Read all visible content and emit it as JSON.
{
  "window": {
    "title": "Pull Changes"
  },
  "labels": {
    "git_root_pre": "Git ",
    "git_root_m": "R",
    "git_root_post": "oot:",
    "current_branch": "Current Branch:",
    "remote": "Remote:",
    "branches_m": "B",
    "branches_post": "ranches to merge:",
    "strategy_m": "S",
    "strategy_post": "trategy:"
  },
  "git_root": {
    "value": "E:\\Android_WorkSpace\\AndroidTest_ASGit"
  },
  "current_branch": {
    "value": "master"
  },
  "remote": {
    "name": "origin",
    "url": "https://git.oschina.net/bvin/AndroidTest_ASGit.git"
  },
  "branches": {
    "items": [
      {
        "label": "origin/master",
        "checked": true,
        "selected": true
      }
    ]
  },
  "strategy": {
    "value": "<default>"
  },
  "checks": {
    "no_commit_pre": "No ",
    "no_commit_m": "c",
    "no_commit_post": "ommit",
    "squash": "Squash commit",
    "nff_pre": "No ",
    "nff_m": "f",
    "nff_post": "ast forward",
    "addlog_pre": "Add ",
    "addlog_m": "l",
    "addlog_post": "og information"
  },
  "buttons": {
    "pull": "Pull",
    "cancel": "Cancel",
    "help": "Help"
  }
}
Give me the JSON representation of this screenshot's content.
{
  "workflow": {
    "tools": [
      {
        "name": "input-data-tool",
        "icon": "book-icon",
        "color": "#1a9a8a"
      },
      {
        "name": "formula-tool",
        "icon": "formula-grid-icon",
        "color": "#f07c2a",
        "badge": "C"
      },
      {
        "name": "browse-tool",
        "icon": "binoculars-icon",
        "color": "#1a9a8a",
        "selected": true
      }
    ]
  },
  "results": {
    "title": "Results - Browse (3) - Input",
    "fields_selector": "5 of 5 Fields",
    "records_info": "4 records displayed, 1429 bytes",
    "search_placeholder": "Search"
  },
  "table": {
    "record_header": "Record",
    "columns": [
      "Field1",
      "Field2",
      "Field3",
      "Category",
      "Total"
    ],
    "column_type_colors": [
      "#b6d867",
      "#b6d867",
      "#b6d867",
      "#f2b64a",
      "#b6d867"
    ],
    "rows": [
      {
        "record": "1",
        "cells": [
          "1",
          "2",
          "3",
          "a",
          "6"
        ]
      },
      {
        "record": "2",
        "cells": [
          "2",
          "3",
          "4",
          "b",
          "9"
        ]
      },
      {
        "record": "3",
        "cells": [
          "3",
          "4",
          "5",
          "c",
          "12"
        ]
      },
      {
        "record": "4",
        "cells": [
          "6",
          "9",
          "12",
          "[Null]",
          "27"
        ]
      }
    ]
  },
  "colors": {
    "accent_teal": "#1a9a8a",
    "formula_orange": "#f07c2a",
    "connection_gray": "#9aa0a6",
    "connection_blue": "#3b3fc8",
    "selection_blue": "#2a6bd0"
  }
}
▬▬▬▬▬▬▬▬▬▬
WHAT IS BEING ASKED | In the records above, locate the line that contains "Give me the". Repeat it and every line after it, exactly, and nothing else.

WRITTEN SOLUTION |
Give me the JSON representation of this screenshot's content.
{
  "workflow": {
    "tools": [
      {
        "name": "input-data-tool",
        "icon": "book-icon",
        "color": "#1a9a8a"
      },
      {
        "name": "formula-tool",
        "icon": "formula-grid-icon",
        "color": "#f07c2a",
        "badge": "C"
      },
      {
        "name": "browse-tool",
        "icon": "binoculars-icon",
        "color": "#1a9a8a",
        "selected": true
      }
    ]
  },
  "results": {
    "title": "Results - Browse (3) - Input",
    "fields_selector": "5 of 5 Fields",
    "records_info": "4 records displayed, 1429 bytes",
    "search_placeholder": "Search"
  },
  "table": {
    "record_header": "Record",
    "columns": [
      "Field1",
      "Field2",
      "Field3",
      "Category",
      "Total"
    ],
    "column_type_colors": [
      "#b6d867",
      "#b6d867",
      "#b6d867",
      "#f2b64a",
      "#b6d867"
    ],
    "rows": [
      {
        "record": "1",
        "cells": [
          "1",
          "2",
          "3",
          "a",
          "6"
        ]
      },
      {
        "record": "2",
        "cells": [
          "2",
          "3",
          "4",
          "b",
          "9"
        ]
      },
      {
        "record": "3",
        "cells": [
          "3",
          "4",
          "5",
          "c",
          "12"
        ]
      },
      {
        "record": "4",
        "cells": [
          "6",
          "9",
          "12",
          "[Null]",
          "27"
        ]
      }
    ]
  },
  "colors": {
    "accent_teal": "#1a9a8a",
    "formula_orange": "#f07c2a",
    "connection_gray": "#9aa0a6",
    "connection_blue": "#3b3fc8",
    "selection_blue": "#2a6bd0"
  }
}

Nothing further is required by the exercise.